▶ **TEXT PROVIDED**:

Speakers
Description
Understanding protein–nanoparticle interactions is crucial for evaluating the behaviour of nanoparticles (NPs) in biological environments. While the physicochemical of NPs is determined by factors such as size, shape and surface chemistry, their biological identity is rapidly established upon exposure to biological fluids through the immediate adsorption of biomolecules such as proteins. In this work, our aim is to establish the foundation for a robust protein mass spectrometry (MS)-based quantification method to investigate the protein coronas formed on gold nanoparticles (AuNPs) of different sizes and surface coatings.
In addition, we aim to verify the successful formation of a protein corona after characterization by employing complementary analytical techniques, such as fluorescence-based tracking of labelled proteins, dynamic light scattering, and other solution-based assays. These steps allow us to validate that the adsorption of proteins has occurred prior to corona isolation.
Our approach relies on comprehensive particle system characterization, ensuring that observed changes in corona composition can be directly linked to well-defined nanoparticle properties. To monitor protein binding and recovery prior to MS analysis, we employed labelled proteins and defined test solutions as model systems for method development. A central challenge lies in designing an efficient protocol for protein corona isolation and desorption that minimizes loss while enabling recovery of the full complement of adsorbed proteins, with complete removal of NPs prior to MS. Looking ahead, the method is being tailored for compatibility with both bottom-up (peptide-based) and top-down (intact protein) MS approaches, providing a versatile framework for the quantitative and qualitative characterization of nanoparticle–protein interactions.

▶ **SOURCE DATA**:
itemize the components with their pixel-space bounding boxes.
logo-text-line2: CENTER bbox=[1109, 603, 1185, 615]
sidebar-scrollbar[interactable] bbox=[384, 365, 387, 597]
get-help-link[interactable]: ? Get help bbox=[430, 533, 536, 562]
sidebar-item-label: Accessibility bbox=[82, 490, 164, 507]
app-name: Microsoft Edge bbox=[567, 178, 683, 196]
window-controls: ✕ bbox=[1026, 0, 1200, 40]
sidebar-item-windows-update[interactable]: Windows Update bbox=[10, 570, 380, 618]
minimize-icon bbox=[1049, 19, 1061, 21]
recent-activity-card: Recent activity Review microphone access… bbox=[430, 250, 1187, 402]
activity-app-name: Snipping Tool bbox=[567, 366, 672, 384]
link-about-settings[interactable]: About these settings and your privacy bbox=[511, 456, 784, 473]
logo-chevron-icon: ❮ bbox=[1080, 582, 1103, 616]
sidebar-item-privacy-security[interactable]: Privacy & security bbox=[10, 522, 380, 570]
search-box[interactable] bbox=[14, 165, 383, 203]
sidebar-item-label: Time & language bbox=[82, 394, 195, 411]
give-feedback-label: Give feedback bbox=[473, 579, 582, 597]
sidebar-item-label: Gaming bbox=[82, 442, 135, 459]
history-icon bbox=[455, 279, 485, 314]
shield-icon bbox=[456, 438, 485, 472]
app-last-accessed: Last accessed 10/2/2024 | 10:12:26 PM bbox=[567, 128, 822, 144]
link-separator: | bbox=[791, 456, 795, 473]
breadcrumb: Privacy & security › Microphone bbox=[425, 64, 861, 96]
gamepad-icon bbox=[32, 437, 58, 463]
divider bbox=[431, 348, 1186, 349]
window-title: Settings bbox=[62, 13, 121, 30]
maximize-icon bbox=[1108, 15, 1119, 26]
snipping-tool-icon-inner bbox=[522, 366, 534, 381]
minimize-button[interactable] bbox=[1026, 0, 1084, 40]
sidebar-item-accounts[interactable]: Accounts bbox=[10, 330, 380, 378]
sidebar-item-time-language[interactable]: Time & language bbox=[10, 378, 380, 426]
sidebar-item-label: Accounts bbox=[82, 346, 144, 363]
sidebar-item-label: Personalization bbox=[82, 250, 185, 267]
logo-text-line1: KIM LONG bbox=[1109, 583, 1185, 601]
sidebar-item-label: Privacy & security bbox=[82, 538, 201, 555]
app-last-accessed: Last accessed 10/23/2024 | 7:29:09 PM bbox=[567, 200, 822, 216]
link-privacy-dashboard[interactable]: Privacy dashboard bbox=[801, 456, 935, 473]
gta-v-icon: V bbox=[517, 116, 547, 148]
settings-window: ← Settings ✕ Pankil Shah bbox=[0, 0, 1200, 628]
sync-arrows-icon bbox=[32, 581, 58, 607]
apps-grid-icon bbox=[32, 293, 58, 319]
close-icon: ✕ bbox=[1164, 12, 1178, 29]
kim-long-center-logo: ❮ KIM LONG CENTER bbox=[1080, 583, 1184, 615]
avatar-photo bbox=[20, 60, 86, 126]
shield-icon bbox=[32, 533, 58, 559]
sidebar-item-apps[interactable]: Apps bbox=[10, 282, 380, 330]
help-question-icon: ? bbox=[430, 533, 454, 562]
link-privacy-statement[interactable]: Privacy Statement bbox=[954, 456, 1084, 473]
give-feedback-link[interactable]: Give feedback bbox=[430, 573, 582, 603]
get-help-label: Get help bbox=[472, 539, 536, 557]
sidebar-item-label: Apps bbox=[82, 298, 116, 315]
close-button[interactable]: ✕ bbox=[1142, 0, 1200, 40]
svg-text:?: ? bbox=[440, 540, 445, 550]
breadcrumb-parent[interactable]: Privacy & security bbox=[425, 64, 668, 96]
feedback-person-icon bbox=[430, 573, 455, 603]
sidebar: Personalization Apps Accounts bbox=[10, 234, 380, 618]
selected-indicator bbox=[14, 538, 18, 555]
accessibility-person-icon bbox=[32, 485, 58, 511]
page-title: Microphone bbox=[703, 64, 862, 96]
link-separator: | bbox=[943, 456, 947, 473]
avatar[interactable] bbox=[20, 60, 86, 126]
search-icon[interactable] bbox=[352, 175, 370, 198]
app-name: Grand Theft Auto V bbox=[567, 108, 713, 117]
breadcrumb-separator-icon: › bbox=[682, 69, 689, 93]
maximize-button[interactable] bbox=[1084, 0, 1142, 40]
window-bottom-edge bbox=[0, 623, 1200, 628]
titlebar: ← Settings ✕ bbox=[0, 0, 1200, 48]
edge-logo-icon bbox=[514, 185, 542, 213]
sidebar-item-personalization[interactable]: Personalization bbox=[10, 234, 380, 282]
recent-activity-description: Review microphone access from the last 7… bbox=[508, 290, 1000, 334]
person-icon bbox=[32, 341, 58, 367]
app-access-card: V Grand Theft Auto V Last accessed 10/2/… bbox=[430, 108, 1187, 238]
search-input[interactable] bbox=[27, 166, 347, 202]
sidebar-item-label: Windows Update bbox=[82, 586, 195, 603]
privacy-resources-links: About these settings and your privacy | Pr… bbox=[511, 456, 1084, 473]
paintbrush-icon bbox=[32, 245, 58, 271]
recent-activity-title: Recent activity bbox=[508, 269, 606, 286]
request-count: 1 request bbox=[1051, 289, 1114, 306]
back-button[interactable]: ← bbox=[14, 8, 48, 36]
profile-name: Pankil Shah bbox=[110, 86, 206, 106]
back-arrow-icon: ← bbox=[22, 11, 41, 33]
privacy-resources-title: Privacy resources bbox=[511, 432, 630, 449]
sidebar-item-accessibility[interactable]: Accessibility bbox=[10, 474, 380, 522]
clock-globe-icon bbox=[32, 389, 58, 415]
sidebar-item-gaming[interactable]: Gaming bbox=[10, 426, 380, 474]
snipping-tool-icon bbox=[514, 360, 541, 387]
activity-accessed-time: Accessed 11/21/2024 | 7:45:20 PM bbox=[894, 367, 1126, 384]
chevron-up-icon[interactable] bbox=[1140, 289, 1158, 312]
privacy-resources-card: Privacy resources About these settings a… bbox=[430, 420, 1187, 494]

▶ **WHAT IS EXPECTED**: Please copy the passage on protein coronas word for word, starting at "Our approach relies" and ending after "of nanoparticle–protein interactions.".

▶ **COMPLETED EXERCISE**:
Our approach relies on comprehensive particle system characterization, ensuring that observed changes in corona composition can be directly linked to well-defined nanoparticle properties. To monitor protein binding and recovery prior to MS analysis, we employed labelled proteins and defined test solutions as model systems for method development. A central challenge lies in designing an efficient protocol for protein corona isolation and desorption that minimizes loss while enabling recovery of the full complement of adsorbed proteins, with complete removal of NPs prior to MS. Looking ahead, the method is being tailored for compatibility with both bottom-up (peptide-based) and top-down (intact protein) MS approaches, providing a versatile framework for the quantitative and qualitative characterization of nanoparticle–protein interactions.